━━ RECORDS FOR PROCESSING ━━
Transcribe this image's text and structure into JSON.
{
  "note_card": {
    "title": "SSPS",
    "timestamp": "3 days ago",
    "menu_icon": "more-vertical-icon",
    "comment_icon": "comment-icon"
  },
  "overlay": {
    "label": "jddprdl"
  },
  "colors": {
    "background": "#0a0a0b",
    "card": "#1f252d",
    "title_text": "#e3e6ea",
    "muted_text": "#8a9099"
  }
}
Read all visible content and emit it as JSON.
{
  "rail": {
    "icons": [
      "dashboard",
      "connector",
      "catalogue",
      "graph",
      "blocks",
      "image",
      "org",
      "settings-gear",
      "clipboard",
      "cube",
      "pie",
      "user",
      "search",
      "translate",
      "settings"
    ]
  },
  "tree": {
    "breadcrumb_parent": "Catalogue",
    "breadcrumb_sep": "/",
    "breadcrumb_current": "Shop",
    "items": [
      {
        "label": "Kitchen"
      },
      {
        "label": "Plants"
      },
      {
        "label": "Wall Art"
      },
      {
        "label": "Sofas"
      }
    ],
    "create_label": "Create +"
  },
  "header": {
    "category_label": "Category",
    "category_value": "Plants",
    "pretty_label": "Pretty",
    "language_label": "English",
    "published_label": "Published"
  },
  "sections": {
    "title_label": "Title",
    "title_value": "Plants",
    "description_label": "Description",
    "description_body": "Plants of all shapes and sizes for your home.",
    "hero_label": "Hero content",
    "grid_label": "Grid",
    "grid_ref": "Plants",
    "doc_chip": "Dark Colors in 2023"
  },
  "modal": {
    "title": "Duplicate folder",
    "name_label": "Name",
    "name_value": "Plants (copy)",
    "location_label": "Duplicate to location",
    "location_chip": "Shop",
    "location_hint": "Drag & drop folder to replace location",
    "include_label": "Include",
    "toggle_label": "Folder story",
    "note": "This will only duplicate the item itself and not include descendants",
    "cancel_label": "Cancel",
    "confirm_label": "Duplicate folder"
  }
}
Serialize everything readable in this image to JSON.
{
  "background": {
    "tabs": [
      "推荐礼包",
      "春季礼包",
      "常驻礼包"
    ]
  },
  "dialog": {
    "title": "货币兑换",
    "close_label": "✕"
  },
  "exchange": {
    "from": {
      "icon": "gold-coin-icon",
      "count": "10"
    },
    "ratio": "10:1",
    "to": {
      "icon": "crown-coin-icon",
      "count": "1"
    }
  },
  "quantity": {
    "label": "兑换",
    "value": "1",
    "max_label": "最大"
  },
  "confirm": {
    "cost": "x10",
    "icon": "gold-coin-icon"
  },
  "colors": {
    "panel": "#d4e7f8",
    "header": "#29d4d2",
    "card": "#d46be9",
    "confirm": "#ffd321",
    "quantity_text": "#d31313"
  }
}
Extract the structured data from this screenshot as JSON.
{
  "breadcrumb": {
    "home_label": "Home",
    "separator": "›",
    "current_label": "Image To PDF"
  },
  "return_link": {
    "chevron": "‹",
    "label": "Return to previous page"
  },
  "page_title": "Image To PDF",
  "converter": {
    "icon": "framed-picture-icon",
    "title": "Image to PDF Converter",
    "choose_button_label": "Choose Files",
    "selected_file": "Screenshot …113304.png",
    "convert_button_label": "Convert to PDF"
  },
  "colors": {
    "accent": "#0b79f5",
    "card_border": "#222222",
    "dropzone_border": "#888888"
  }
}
━━━
§ **DIRECTIONS**: Beginning with the line that contains "Extract the structured", repeat every line through the end of the records and nothing more.

§ **RESPONSE**:
Extract the structured data from this screenshot as JSON.
{
  "breadcrumb": {
    "home_label": "Home",
    "separator": "›",
    "current_label": "Image To PDF"
  },
  "return_link": {
    "chevron": "‹",
    "label": "Return to previous page"
  },
  "page_title": "Image To PDF",
  "converter": {
    "icon": "framed-picture-icon",
    "title": "Image to PDF Converter",
    "choose_button_label": "Choose Files",
    "selected_file": "Screenshot …113304.png",
    "convert_button_label": "Convert to PDF"
  },
  "colors": {
    "accent": "#0b79f5",
    "card_border": "#222222",
    "dropzone_border": "#888888"
  }
}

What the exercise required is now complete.